[THE DATA]
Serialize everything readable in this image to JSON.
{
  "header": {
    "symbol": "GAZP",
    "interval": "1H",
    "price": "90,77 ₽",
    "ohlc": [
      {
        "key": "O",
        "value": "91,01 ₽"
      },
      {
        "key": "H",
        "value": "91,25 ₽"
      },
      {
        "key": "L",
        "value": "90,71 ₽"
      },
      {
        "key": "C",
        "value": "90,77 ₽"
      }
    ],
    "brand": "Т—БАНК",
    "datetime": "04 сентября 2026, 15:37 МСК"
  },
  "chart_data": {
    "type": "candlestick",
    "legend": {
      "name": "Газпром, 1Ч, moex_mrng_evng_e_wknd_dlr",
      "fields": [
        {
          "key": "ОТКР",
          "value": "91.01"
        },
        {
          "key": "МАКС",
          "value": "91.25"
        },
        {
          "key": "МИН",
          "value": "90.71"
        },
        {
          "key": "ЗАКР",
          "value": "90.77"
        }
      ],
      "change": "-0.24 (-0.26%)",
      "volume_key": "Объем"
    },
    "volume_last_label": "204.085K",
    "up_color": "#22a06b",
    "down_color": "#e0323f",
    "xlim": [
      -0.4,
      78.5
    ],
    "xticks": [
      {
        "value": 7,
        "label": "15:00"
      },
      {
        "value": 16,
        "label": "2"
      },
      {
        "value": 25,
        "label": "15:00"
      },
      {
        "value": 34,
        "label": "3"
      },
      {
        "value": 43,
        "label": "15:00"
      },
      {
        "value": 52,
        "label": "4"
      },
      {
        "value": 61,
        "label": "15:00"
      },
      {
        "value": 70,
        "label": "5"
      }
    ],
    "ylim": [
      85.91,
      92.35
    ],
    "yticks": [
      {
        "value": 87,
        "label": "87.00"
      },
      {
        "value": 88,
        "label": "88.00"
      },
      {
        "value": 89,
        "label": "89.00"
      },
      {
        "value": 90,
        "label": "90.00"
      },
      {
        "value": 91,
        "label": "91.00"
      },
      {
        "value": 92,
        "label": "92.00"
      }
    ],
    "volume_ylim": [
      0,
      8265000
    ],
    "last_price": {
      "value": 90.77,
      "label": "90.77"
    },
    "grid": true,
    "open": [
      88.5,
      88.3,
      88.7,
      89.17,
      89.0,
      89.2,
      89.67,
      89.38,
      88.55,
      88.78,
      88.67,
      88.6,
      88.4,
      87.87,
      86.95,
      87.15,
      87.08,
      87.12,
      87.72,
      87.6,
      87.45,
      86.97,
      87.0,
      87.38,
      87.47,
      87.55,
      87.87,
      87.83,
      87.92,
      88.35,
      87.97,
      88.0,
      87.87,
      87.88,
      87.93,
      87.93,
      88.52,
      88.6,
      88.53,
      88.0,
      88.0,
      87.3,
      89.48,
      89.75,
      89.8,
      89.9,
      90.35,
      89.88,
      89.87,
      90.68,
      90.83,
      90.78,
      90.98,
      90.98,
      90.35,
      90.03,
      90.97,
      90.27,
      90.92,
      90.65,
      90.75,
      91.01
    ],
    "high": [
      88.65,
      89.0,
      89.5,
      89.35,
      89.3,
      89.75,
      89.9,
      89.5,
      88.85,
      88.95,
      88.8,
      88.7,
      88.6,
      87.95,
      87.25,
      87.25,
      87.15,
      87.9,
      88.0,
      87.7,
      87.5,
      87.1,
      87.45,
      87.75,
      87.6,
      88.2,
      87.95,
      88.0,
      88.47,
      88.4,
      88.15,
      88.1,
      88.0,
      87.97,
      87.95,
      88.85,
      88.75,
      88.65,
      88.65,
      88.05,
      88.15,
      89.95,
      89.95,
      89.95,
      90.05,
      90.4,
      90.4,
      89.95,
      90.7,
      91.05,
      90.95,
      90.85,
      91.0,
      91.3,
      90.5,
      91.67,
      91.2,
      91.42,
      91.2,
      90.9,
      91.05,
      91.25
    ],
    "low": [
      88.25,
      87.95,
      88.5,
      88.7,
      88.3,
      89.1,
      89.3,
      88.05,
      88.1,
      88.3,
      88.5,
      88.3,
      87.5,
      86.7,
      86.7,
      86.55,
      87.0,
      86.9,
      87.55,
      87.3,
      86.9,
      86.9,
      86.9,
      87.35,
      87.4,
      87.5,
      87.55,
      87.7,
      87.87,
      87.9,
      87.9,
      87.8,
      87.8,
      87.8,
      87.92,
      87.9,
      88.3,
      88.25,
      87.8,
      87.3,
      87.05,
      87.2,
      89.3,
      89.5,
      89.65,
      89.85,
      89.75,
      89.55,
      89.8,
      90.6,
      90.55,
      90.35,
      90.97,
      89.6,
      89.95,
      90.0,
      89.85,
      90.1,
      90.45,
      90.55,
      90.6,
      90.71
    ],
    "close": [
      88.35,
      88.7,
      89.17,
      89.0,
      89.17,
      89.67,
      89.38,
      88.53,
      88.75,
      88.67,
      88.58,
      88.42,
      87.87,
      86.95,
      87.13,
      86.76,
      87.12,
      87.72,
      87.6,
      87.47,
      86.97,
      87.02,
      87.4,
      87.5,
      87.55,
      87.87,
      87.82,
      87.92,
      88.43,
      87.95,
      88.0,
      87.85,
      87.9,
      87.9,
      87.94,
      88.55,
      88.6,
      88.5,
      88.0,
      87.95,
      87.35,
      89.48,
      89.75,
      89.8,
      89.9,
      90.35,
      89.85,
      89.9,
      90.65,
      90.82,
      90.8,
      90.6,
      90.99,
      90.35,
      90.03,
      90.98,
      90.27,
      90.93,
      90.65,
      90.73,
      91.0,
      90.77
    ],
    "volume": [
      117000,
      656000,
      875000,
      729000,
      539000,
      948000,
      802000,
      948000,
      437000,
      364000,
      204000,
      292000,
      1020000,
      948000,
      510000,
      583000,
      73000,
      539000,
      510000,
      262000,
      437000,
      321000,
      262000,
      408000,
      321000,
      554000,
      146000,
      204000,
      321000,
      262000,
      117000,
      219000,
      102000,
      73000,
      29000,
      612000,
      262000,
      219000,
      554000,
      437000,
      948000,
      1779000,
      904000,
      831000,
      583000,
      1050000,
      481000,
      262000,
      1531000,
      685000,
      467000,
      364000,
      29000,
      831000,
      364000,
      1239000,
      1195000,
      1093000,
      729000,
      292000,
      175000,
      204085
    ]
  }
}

[OBJECTIVE] Give all the entries again exactly; leave none out.

[RESULT FOR THIS EXERCISE]
Serialize everything readable in this image to JSON.
{
  "header": {
    "symbol": "GAZP",
    "interval": "1H",
    "price": "90,77 ₽",
    "ohlc": [
      {
        "key": "O",
        "value": "91,01 ₽"
      },
      {
        "key": "H",
        "value": "91,25 ₽"
      },
      {
        "key": "L",
        "value": "90,71 ₽"
      },
      {
        "key": "C",
        "value": "90,77 ₽"
      }
    ],
    "brand": "Т—БАНК",
    "datetime": "04 сентября 2026, 15:37 МСК"
  },
  "chart_data": {
    "type": "candlestick",
    "legend": {
      "name": "Газпром, 1Ч, moex_mrng_evng_e_wknd_dlr",
      "fields": [
        {
          "key": "ОТКР",
          "value": "91.01"
        },
        {
          "key": "МАКС",
          "value": "91.25"
        },
        {
          "key": "МИН",
          "value": "90.71"
        },
        {
          "key": "ЗАКР",
          "value": "90.77"
        }
      ],
      "change": "-0.24 (-0.26%)",
      "volume_key": "Объем"
    },
    "volume_last_label": "204.085K",
    "up_color": "#22a06b",
    "down_color": "#e0323f",
    "xlim": [
      -0.4,
      78.5
    ],
    "xticks": [
      {
        "value": 7,
        "label": "15:00"
      },
      {
        "value": 16,
        "label": "2"
      },
      {
        "value": 25,
        "label": "15:00"
      },
      {
        "value": 34,
        "label": "3"
      },
      {
        "value": 43,
        "label": "15:00"
      },
      {
        "value": 52,
        "label": "4"
      },
      {
        "value": 61,
        "label": "15:00"
      },
      {
        "value": 70,
        "label": "5"
      }
    ],
    "ylim": [
      85.91,
      92.35
    ],
    "yticks": [
      {
        "value": 87,
        "label": "87.00"
      },
      {
        "value": 88,
        "label": "88.00"
      },
      {
        "value": 89,
        "label": "89.00"
      },
      {
        "value": 90,
        "label": "90.00"
      },
      {
        "value": 91,
        "label": "91.00"
      },
      {
        "value": 92,
        "label": "92.00"
      }
    ],
    "volume_ylim": [
      0,
      8265000
    ],
    "last_price": {
      "value": 90.77,
      "label": "90.77"
    },
    "grid": true,
    "open": [
      88.5,
      88.3,
      88.7,
      89.17,
      89.0,
      89.2,
      89.67,
      89.38,
      88.55,
      88.78,
      88.67,
      88.6,
      88.4,
      87.87,
      86.95,
      87.15,
      87.08,
      87.12,
      87.72,
      87.6,
      87.45,
      86.97,
      87.0,
      87.38,
      87.47,
      87.55,
      87.87,
      87.83,
      87.92,
      88.35,
      87.97,
      88.0,
      87.87,
      87.88,
      87.93,
      87.93,
      88.52,
      88.6,
      88.53,
      88.0,
      88.0,
      87.3,
      89.48,
      89.75,
      89.8,
      89.9,
      90.35,
      89.88,
      89.87,
      90.68,
      90.83,
      90.78,
      90.98,
      90.98,
      90.35,
      90.03,
      90.97,
      90.27,
      90.92,
      90.65,
      90.75,
      91.01
    ],
    "high": [
      88.65,
      89.0,
      89.5,
      89.35,
      89.3,
      89.75,
      89.9,
      89.5,
      88.85,
      88.95,
      88.8,
      88.7,
      88.6,
      87.95,
      87.25,
      87.25,
      87.15,
      87.9,
      88.0,
      87.7,
      87.5,
      87.1,
      87.45,
      87.75,
      87.6,
      88.2,
      87.95,
      88.0,
      88.47,
      88.4,
      88.15,
      88.1,
      88.0,
      87.97,
      87.95,
      88.85,
      88.75,
      88.65,
      88.65,
      88.05,
      88.15,
      89.95,
      89.95,
      89.95,
      90.05,
      90.4,
      90.4,
      89.95,
      90.7,
      91.05,
      90.95,
      90.85,
      91.0,
      91.3,
      90.5,
      91.67,
      91.2,
      91.42,
      91.2,
      90.9,
      91.05,
      91.25
    ],
    "low": [
      88.25,
      87.95,
      88.5,
      88.7,
      88.3,
      89.1,
      89.3,
      88.05,
      88.1,
      88.3,
      88.5,
      88.3,
      87.5,
      86.7,
      86.7,
      86.55,
      87.0,
      86.9,
      87.55,
      87.3,
      86.9,
      86.9,
      86.9,
      87.35,
      87.4,
      87.5,
      87.55,
      87.7,
      87.87,
      87.9,
      87.9,
      87.8,
      87.8,
      87.8,
      87.92,
      87.9,
      88.3,
      88.25,
      87.8,
      87.3,
      87.05,
      87.2,
      89.3,
      89.5,
      89.65,
      89.85,
      89.75,
      89.55,
      89.8,
      90.6,
      90.55,
      90.35,
      90.97,
      89.6,
      89.95,
      90.0,
      89.85,
      90.1,
      90.45,
      90.55,
      90.6,
      90.71
    ],
    "close": [
      88.35,
      88.7,
      89.17,
      89.0,
      89.17,
      89.67,
      89.38,
      88.53,
      88.75,
      88.67,
      88.58,
      88.42,
      87.87,
      86.95,
      87.13,
      86.76,
      87.12,
      87.72,
      87.6,
      87.47,
      86.97,
      87.02,
      87.4,
      87.5,
      87.55,
      87.87,
      87.82,
      87.92,
      88.43,
      87.95,
      88.0,
      87.85,
      87.9,
      87.9,
      87.94,
      88.55,
      88.6,
      88.5,
      88.0,
      87.95,
      87.35,
      89.48,
      89.75,
      89.8,
      89.9,
      90.35,
      89.85,
      89.9,
      90.65,
      90.82,
      90.8,
      90.6,
      90.99,
      90.35,
      90.03,
      90.98,
      90.27,
      90.93,
      90.65,
      90.73,
      91.0,
      90.77
    ],
    "volume": [
      117000,
      656000,
      875000,
      729000,
      539000,
      948000,
      802000,
      948000,
      437000,
      364000,
      204000,
      292000,
      1020000,
      948000,
      510000,
      583000,
      73000,
      539000,
      510000,
      262000,
      437000,
      321000,
      262000,
      408000,
      321000,
      554000,
      146000,
      204000,
      321000,
      262000,
      117000,
      219000,
      102000,
      73000,
      29000,
      612000,
      262000,
      219000,
      554000,
      437000,
      948000,
      1779000,
      904000,
      831000,
      583000,
      1050000,
      481000,
      262000,
      1531000,
      685000,
      467000,
      364000,
      29000,
      831000,
      364000,
      1239000,
      1195000,
      1093000,
      729000,
      292000,
      175000,
      204085
    ]
  }
}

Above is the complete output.